▶ _Items from a figure collection_
────
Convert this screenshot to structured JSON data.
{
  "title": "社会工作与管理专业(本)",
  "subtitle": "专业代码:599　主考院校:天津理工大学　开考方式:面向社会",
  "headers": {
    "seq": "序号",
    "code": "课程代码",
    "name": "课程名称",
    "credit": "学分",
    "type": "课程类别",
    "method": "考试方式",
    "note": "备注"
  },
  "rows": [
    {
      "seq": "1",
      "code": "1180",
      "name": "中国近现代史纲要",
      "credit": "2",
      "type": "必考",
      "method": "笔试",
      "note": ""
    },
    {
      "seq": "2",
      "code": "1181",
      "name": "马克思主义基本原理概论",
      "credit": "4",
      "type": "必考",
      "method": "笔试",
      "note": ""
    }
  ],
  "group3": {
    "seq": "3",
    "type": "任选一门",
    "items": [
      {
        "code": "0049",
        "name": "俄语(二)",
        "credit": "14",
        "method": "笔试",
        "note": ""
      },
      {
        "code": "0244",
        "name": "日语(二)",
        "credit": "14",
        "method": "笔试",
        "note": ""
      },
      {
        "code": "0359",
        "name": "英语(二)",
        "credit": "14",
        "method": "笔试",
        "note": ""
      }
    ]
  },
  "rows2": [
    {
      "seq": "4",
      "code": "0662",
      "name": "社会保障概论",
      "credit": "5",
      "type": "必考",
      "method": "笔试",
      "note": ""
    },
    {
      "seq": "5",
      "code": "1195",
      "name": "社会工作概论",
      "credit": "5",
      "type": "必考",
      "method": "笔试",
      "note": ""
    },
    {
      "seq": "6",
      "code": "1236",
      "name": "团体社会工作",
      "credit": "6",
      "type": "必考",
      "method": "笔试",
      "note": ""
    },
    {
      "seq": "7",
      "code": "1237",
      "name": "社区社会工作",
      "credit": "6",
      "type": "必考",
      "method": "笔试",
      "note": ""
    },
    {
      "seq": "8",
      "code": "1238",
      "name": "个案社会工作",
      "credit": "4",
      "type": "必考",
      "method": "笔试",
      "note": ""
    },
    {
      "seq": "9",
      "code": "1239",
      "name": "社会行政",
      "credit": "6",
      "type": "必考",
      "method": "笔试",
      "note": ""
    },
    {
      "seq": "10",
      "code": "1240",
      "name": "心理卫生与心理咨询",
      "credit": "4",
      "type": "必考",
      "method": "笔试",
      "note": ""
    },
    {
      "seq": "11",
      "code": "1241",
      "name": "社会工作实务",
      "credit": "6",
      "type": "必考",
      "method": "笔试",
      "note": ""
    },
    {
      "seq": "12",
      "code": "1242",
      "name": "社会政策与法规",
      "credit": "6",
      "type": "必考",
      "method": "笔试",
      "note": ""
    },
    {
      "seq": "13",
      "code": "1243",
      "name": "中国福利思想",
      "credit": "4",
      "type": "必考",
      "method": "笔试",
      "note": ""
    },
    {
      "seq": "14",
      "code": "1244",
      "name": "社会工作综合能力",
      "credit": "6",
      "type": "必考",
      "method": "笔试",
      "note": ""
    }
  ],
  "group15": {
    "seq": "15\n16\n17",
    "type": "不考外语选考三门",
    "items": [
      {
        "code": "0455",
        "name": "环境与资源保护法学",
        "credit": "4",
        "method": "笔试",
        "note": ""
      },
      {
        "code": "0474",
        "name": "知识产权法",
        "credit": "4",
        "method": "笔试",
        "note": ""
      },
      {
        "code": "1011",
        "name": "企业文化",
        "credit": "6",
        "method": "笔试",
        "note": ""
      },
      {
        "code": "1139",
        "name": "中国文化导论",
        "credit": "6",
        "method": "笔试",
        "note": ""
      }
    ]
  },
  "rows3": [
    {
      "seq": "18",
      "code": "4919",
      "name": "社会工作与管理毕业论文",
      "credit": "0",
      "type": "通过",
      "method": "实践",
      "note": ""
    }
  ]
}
────
▶ _YOUR TASK_
Take the records above and return them exactly as written.

▶ _THE RESULT_
Convert this screenshot to structured JSON data.
{
  "title": "社会工作与管理专业(本)",
  "subtitle": "专业代码:599　主考院校:天津理工大学　开考方式:面向社会",
  "headers": {
    "seq": "序号",
    "code": "课程代码",
    "name": "课程名称",
    "credit": "学分",
    "type": "课程类别",
    "method": "考试方式",
    "note": "备注"
  },
  "rows": [
    {
      "seq": "1",
      "code": "1180",
      "name": "中国近现代史纲要",
      "credit": "2",
      "type": "必考",
      "method": "笔试",
      "note": ""
    },
    {
      "seq": "2",
      "code": "1181",
      "name": "马克思主义基本原理概论",
      "credit": "4",
      "type": "必考",
      "method": "笔试",
      "note": ""
    }
  ],
  "group3": {
    "seq": "3",
    "type": "任选一门",
    "items": [
      {
        "code": "0049",
        "name": "俄语(二)",
        "credit": "14",
        "method": "笔试",
        "note": ""
      },
      {
        "code": "0244",
        "name": "日语(二)",
        "credit": "14",
        "method": "笔试",
        "note": ""
      },
      {
        "code": "0359",
        "name": "英语(二)",
        "credit": "14",
        "method": "笔试",
        "note": ""
      }
    ]
  },
  "rows2": [
    {
      "seq": "4",
      "code": "0662",
      "name": "社会保障概论",
      "credit": "5",
      "type": "必考",
      "method": "笔试",
      "note": ""
    },
    {
      "seq": "5",
      "code": "1195",
      "name": "社会工作概论",
      "credit": "5",
      "type": "必考",
      "method": "笔试",
      "note": ""
    },
    {
      "seq": "6",
      "code": "1236",
      "name": "团体社会工作",
      "credit": "6",
      "type": "必考",
      "method": "笔试",
      "note": ""
    },
    {
      "seq": "7",
      "code": "1237",
      "name": "社区社会工作",
      "credit": "6",
      "type": "必考",
      "method": "笔试",
      "note": ""
    },
    {
      "seq": "8",
      "code": "1238",
      "name": "个案社会工作",
      "credit": "4",
      "type": "必考",
      "method": "笔试",
      "note": ""
    },
    {
      "seq": "9",
      "code": "1239",
      "name": "社会行政",
      "credit": "6",
      "type": "必考",
      "method": "笔试",
      "note": ""
    },
    {
      "seq": "10",
      "code": "1240",
      "name": "心理卫生与心理咨询",
      "credit": "4",
      "type": "必考",
      "method": "笔试",
      "note": ""
    },
    {
      "seq": "11",
      "code": "1241",
      "name": "社会工作实务",
      "credit": "6",
      "type": "必考",
      "method": "笔试",
      "note": ""
    },
    {
      "seq": "12",
      "code": "1242",
      "name": "社会政策与法规",
      "credit": "6",
      "type": "必考",
      "method": "笔试",
      "note": ""
    },
    {
      "seq": "13",
      "code": "1243",
      "name": "中国福利思想",
      "credit": "4",
      "type": "必考",
      "method": "笔试",
      "note": ""
    },
    {
      "seq": "14",
      "code": "1244",
      "name": "社会工作综合能力",
      "credit": "6",
      "type": "必考",
      "method": "笔试",
      "note": ""
    }
  ],
  "group15": {
    "seq": "15\n16\n17",
    "type": "不考外语选考三门",
    "items": [
      {
        "code": "0455",
        "name": "环境与资源保护法学",
        "credit": "4",
        "method": "笔试",
        "note": ""
      },
      {
        "code": "0474",
        "name": "知识产权法",
        "credit": "4",
        "method": "笔试",
        "note": ""
      },
      {
        "code": "1011",
        "name": "企业文化",
        "credit": "6",
        "method": "笔试",
        "note": ""
      },
      {
        "code": "1139",
        "name": "中国文化导论",
        "credit": "6",
        "method": "笔试",
        "note": ""
      }
    ]
  },
  "rows3": [
    {
      "seq": "18",
      "code": "4919",
      "name": "社会工作与管理毕业论文",
      "credit": "0",
      "type": "通过",
      "method": "实践",
      "note": ""
    }
  ]
}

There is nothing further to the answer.